_Prompt:_
Even if a line seems odd, print it as it is, and include every record.

(Data entries for graphics)
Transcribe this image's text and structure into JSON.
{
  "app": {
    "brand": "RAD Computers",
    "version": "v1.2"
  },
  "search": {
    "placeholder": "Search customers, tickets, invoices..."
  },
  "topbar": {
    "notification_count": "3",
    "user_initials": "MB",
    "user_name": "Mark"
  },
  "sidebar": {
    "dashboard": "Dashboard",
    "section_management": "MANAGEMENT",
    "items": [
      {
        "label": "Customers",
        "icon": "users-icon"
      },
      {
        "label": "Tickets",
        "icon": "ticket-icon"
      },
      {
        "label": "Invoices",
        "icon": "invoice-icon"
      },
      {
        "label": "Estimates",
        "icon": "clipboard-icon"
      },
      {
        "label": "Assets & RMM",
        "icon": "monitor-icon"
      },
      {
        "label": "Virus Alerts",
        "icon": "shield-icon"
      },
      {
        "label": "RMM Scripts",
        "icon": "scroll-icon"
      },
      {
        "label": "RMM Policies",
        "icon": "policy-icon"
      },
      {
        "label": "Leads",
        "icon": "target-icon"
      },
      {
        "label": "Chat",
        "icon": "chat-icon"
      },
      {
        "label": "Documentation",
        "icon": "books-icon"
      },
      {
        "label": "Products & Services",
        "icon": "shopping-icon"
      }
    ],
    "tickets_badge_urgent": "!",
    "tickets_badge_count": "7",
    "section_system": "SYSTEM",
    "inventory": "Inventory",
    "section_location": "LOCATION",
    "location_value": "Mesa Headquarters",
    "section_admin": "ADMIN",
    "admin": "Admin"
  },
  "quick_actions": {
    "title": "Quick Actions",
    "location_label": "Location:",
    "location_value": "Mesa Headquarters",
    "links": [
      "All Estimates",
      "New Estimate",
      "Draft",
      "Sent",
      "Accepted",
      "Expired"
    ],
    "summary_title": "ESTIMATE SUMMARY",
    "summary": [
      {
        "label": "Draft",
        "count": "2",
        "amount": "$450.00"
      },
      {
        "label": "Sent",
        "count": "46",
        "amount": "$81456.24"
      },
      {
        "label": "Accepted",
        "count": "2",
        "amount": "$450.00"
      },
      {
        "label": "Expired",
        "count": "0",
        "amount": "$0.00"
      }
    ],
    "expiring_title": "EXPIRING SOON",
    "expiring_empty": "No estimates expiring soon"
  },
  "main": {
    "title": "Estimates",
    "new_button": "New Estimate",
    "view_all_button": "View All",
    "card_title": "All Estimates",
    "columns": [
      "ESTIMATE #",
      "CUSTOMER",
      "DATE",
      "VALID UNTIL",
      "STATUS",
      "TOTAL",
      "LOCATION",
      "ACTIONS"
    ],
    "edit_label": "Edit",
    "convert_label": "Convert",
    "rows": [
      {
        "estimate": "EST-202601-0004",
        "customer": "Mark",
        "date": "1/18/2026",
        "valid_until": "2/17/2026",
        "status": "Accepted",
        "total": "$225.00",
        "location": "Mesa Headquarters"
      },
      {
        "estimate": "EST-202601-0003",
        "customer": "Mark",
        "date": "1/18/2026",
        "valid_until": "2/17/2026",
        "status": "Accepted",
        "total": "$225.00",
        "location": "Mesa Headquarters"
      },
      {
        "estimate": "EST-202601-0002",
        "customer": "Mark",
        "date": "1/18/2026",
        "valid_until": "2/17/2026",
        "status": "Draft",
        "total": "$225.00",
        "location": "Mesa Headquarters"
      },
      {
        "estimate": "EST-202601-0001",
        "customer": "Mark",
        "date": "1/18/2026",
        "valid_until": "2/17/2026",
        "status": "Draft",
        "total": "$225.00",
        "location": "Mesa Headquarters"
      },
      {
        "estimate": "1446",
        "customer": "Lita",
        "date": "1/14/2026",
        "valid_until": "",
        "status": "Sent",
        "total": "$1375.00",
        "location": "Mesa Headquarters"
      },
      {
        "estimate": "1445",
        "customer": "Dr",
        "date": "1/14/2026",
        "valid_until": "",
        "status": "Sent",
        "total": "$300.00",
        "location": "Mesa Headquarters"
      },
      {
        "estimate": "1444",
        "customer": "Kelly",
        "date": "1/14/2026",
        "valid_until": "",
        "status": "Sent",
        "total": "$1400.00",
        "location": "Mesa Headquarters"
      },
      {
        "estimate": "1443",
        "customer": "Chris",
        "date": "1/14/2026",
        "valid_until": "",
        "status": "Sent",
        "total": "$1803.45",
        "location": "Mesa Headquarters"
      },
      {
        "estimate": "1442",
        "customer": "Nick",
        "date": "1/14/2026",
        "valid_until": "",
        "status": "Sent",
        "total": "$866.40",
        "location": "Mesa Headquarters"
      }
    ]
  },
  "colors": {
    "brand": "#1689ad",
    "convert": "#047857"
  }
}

_Finished task:_
Transcribe this image's text and structure into JSON.
{
  "app": {
    "brand": "RAD Computers",
    "version": "v1.2"
  },
  "search": {
    "placeholder": "Search customers, tickets, invoices..."
  },
  "topbar": {
    "notification_count": "3",
    "user_initials": "MB",
    "user_name": "Mark"
  },
  "sidebar": {
    "dashboard": "Dashboard",
    "section_management": "MANAGEMENT",
    "items": [
      {
        "label": "Customers",
        "icon": "users-icon"
      },
      {
        "label": "Tickets",
        "icon": "ticket-icon"
      },
      {
        "label": "Invoices",
        "icon": "invoice-icon"
      },
      {
        "label": "Estimates",
        "icon": "clipboard-icon"
      },
      {
        "label": "Assets & RMM",
        "icon": "monitor-icon"
      },
      {
        "label": "Virus Alerts",
        "icon": "shield-icon"
      },
      {
        "label": "RMM Scripts",
        "icon": "scroll-icon"
      },
      {
        "label": "RMM Policies",
        "icon": "policy-icon"
      },
      {
        "label": "Leads",
        "icon": "target-icon"
      },
      {
        "label": "Chat",
        "icon": "chat-icon"
      },
      {
        "label": "Documentation",
        "icon": "books-icon"
      },
      {
        "label": "Products & Services",
        "icon": "shopping-icon"
      }
    ],
    "tickets_badge_urgent": "!",
    "tickets_badge_count": "7",
    "section_system": "SYSTEM",
    "inventory": "Inventory",
    "section_location": "LOCATION",
    "location_value": "Mesa Headquarters",
    "section_admin": "ADMIN",
    "admin": "Admin"
  },
  "quick_actions": {
    "title": "Quick Actions",
    "location_label": "Location:",
    "location_value": "Mesa Headquarters",
    "links": [
      "All Estimates",
      "New Estimate",
      "Draft",
      "Sent",
      "Accepted",
      "Expired"
    ],
    "summary_title": "ESTIMATE SUMMARY",
    "summary": [
      {
        "label": "Draft",
        "count": "2",
        "amount": "$450.00"
      },
      {
        "label": "Sent",
        "count": "46",
        "amount": "$81456.24"
      },
      {
        "label": "Accepted",
        "count": "2",
        "amount": "$450.00"
      },
      {
        "label": "Expired",
        "count": "0",
        "amount": "$0.00"
      }
    ],
    "expiring_title": "EXPIRING SOON",
    "expiring_empty": "No estimates expiring soon"
  },
  "main": {
    "title": "Estimates",
    "new_button": "New Estimate",
    "view_all_button": "View All",
    "card_title": "All Estimates",
    "columns": [
      "ESTIMATE #",
      "CUSTOMER",
      "DATE",
      "VALID UNTIL",
      "STATUS",
      "TOTAL",
      "LOCATION",
      "ACTIONS"
    ],
    "edit_label": "Edit",
    "convert_label": "Convert",
    "rows": [
      {
        "estimate": "EST-202601-0004",
        "customer": "Mark",
        "date": "1/18/2026",
        "valid_until": "2/17/2026",
        "status": "Accepted",
        "total": "$225.00",
        "location": "Mesa Headquarters"
      },
      {
        "estimate": "EST-202601-0003",
        "customer": "Mark",
        "date": "1/18/2026",
        "valid_until": "2/17/2026",
        "status": "Accepted",
        "total": "$225.00",
        "location": "Mesa Headquarters"
      },
      {
        "estimate": "EST-202601-0002",
        "customer": "Mark",
        "date": "1/18/2026",
        "valid_until": "2/17/2026",
        "status": "Draft",
        "total": "$225.00",
        "location": "Mesa Headquarters"
      },
      {
        "estimate": "EST-202601-0001",
        "customer": "Mark",
        "date": "1/18/2026",
        "valid_until": "2/17/2026",
        "status": "Draft",
        "total": "$225.00",
        "location": "Mesa Headquarters"
      },
      {
        "estimate": "1446",
        "customer": "Lita",
        "date": "1/14/2026",
        "valid_until": "",
        "status": "Sent",
        "total": "$1375.00",
        "location": "Mesa Headquarters"
      },
      {
        "estimate": "1445",
        "customer": "Dr",
        "date": "1/14/2026",
        "valid_until": "",
        "status": "Sent",
        "total": "$300.00",
        "location": "Mesa Headquarters"
      },
      {
        "estimate": "1444",
        "customer": "Kelly",
        "date": "1/14/2026",
        "valid_until": "",
        "status": "Sent",
        "total": "$1400.00",
        "location": "Mesa Headquarters"
      },
      {
        "estimate": "1443",
        "customer": "Chris",
        "date": "1/14/2026",
        "valid_until": "",
        "status": "Sent",
        "total": "$1803.45",
        "location": "Mesa Headquarters"
      },
      {
        "estimate": "1442",
        "customer": "Nick",
        "date": "1/14/2026",
        "valid_until": "",
        "status": "Sent",
        "total": "$866.40",
        "location": "Mesa Headquarters"
      }
    ]
  },
  "colors": {
    "brand": "#1689ad",
    "convert": "#047857"
  }
}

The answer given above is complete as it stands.